Exercise requirements » Find each line with the word "symbol" in it, then give the total alone.

(Stored data entries)
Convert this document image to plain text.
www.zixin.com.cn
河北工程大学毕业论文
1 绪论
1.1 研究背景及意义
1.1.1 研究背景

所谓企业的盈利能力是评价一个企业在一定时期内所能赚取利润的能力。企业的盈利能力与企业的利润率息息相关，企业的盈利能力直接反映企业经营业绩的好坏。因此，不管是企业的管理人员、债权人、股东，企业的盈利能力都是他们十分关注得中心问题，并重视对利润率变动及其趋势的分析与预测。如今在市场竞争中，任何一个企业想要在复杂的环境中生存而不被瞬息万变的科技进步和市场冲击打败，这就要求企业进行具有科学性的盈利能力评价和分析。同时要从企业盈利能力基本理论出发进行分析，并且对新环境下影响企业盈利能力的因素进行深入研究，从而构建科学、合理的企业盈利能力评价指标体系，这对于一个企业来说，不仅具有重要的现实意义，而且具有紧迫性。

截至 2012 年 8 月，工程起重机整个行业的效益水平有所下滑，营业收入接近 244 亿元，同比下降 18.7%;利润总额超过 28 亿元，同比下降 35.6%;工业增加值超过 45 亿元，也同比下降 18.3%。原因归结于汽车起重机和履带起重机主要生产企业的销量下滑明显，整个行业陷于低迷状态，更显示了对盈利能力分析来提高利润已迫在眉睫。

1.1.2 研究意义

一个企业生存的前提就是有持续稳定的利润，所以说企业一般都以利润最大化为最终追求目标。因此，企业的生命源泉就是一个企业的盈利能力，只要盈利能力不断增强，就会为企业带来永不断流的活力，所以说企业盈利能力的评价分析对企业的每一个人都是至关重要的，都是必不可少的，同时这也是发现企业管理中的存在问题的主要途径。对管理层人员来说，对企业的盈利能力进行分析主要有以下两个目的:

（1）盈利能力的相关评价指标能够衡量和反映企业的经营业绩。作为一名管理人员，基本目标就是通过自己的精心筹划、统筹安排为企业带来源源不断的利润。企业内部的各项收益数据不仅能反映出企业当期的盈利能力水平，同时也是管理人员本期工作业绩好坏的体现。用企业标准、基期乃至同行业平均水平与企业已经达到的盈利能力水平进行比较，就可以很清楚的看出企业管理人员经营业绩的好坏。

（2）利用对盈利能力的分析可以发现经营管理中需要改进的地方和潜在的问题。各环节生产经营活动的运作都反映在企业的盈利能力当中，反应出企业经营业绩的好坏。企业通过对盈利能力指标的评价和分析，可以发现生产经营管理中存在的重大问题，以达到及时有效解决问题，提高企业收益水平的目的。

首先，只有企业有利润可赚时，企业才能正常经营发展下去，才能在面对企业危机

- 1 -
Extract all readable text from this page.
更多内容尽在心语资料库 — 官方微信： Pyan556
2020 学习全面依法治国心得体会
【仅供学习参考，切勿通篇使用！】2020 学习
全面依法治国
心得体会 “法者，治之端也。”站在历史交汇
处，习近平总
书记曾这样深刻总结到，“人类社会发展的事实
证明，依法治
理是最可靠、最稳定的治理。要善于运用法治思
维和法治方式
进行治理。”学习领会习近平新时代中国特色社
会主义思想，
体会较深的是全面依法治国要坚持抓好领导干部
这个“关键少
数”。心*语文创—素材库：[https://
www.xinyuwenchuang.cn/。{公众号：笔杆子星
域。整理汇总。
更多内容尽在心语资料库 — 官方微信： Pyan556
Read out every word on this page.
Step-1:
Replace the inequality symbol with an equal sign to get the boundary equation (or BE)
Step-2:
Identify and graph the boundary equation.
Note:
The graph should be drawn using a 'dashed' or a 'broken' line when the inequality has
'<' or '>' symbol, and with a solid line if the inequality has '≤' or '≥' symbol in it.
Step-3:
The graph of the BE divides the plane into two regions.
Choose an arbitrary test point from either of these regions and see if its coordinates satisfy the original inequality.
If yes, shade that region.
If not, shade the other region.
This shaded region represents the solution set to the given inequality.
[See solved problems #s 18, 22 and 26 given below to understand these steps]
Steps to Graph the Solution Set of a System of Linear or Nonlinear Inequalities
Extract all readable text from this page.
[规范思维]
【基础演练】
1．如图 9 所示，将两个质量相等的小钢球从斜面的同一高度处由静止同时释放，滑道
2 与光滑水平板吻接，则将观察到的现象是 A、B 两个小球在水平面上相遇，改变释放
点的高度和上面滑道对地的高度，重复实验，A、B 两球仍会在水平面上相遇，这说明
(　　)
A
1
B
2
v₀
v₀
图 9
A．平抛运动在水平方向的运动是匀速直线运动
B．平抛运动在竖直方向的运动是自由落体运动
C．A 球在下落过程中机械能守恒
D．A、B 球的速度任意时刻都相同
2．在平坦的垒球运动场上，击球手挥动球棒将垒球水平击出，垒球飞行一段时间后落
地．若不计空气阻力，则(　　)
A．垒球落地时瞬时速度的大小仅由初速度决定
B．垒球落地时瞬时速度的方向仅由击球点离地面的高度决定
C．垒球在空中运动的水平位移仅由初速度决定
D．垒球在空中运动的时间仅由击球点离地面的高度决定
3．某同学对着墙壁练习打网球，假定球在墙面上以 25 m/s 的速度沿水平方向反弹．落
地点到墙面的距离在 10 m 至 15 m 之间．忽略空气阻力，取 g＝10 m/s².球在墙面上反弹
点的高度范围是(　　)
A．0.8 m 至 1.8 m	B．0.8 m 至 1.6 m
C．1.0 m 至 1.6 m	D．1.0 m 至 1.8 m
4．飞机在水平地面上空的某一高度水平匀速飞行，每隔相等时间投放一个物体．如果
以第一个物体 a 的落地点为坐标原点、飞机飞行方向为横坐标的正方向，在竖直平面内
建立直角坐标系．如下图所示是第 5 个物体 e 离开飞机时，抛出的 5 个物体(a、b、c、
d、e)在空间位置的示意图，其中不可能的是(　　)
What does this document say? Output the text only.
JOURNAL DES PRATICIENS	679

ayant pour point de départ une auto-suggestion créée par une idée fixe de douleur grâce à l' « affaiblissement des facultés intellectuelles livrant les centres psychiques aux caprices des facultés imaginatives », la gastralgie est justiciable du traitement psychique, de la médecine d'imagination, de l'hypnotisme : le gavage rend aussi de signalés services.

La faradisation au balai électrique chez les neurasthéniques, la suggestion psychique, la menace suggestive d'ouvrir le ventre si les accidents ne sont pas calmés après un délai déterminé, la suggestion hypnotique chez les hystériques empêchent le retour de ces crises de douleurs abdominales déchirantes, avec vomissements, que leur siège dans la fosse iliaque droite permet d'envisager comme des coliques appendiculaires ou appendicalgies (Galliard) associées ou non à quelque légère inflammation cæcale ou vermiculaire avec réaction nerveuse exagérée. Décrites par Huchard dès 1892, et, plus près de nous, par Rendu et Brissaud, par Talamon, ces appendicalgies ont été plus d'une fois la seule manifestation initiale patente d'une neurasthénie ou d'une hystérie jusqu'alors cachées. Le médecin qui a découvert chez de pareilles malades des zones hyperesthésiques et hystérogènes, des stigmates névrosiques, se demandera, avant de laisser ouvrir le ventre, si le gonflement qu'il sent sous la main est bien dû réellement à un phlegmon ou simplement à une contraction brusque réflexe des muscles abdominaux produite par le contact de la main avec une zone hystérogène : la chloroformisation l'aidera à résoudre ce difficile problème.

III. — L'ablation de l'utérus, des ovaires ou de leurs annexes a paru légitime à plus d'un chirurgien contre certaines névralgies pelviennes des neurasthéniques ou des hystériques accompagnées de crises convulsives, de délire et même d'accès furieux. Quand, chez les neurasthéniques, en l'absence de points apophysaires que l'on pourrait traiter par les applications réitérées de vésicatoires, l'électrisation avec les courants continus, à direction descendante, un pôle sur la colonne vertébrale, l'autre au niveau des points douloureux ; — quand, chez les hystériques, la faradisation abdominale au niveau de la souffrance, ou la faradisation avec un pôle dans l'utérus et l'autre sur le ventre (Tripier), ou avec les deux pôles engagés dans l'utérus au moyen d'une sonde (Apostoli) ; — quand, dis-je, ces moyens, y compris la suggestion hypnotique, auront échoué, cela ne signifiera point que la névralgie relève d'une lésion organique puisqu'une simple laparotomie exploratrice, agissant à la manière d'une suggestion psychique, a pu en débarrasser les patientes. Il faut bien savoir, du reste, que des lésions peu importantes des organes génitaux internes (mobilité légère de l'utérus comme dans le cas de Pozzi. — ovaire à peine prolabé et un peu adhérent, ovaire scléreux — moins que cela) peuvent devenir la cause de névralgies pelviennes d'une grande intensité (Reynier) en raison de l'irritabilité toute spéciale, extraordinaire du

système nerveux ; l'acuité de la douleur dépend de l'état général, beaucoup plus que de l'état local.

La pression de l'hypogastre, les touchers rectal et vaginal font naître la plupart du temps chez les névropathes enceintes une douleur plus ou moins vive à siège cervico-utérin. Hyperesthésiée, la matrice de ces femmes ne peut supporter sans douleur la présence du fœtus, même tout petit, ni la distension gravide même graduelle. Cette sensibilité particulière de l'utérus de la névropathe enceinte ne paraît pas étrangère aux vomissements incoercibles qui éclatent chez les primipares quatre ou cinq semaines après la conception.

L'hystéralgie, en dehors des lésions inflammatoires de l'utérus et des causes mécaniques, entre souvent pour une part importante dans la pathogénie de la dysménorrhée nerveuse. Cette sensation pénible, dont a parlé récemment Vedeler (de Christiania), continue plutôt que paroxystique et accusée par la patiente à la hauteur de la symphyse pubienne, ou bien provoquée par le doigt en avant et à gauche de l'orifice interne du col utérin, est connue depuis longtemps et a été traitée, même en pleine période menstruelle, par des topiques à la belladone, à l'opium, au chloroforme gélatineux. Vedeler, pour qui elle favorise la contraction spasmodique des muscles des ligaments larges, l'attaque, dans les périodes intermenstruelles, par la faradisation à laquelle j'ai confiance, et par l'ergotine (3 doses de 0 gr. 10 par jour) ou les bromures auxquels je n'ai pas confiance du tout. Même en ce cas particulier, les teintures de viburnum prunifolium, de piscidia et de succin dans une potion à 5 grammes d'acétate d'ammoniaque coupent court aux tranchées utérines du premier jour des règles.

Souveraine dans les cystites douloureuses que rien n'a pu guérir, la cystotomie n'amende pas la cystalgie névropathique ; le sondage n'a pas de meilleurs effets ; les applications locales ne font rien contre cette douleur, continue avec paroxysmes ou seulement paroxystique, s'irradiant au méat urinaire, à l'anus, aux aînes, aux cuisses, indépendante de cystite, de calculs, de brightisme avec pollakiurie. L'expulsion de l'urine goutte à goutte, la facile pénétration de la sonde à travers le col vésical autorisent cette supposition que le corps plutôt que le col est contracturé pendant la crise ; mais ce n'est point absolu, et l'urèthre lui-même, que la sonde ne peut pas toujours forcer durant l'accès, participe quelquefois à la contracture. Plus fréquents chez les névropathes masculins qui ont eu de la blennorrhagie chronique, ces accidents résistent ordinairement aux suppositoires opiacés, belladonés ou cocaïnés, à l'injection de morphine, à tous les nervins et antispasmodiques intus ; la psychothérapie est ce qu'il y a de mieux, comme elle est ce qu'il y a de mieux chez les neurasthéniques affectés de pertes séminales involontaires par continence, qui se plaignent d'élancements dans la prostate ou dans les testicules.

Final answer » 2